> Your objective
Wherever the string "miles" appears in a line, extract that line.

(Records about charts and figures)
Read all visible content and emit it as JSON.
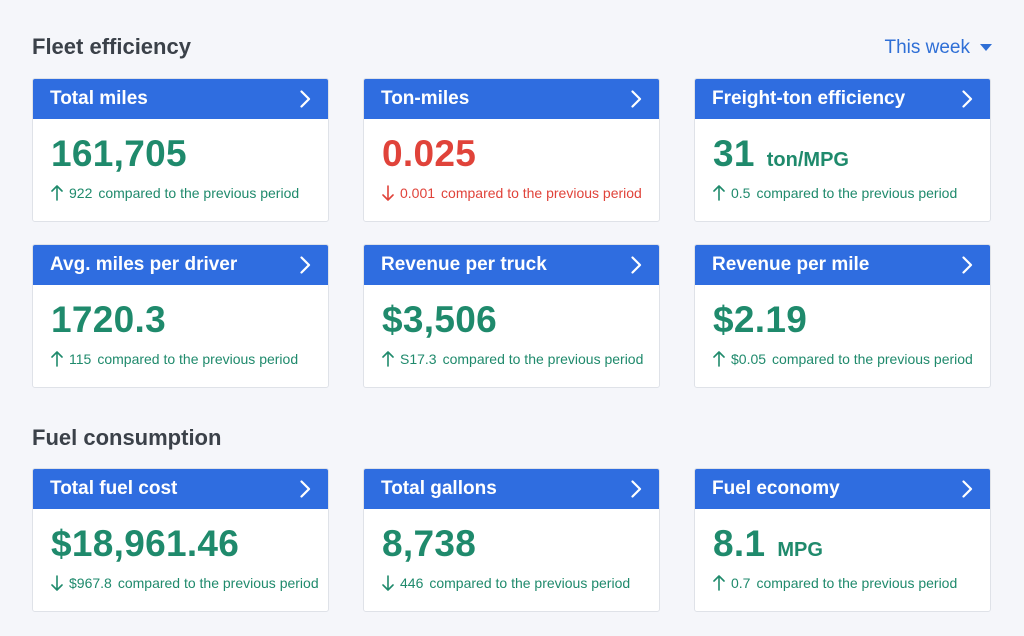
{
  "sections": {
    "fleet": {
      "title": "Fleet efficiency"
    },
    "fuel": {
      "title": "Fuel consumption"
    }
  },
  "period_select": {
    "label": "This week"
  },
  "compare_suffix": "compared to the previous period",
  "colors": {
    "header": "#2f6de0",
    "positive": "#1f8a6c",
    "negative": "#e0433a",
    "link": "#2f6fd6"
  },
  "cards": [
    {
      "title": "Total miles",
      "value": "161,705",
      "unit": "",
      "delta": "922",
      "direction": "up",
      "tone": "positive"
    },
    {
      "title": "Ton-miles",
      "value": "0.025",
      "unit": "",
      "delta": "0.001",
      "direction": "down",
      "tone": "negative"
    },
    {
      "title": "Freight-ton efficiency",
      "value": "31",
      "unit": "ton/MPG",
      "delta": "0.5",
      "direction": "up",
      "tone": "positive"
    },
    {
      "title": "Avg. miles per driver",
      "value": "1720.3",
      "unit": "",
      "delta": "115",
      "direction": "up",
      "tone": "positive"
    },
    {
      "title": "Revenue per truck",
      "value": "$3,506",
      "unit": "",
      "delta": "S17.3",
      "direction": "up",
      "tone": "positive"
    },
    {
      "title": "Revenue per mile",
      "value": "$2.19",
      "unit": "",
      "delta": "$0.05",
      "direction": "up",
      "tone": "positive"
    },
    {
      "title": "Total fuel cost",
      "value": "$18,961.46",
      "unit": "",
      "delta": "$967.8",
      "direction": "down",
      "tone": "positive"
    },
    {
      "title": "Total gallons",
      "value": "8,738",
      "unit": "",
      "delta": "446",
      "direction": "down",
      "tone": "positive"
    },
    {
      "title": "Fuel economy",
      "value": "8.1",
      "unit": "MPG",
      "delta": "0.7",
      "direction": "up",
      "tone": "positive"
    }
  ]
}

> Complete response
      "title": "Total miles",
      "title": "Ton-miles",
      "title": "Avg. miles per driver",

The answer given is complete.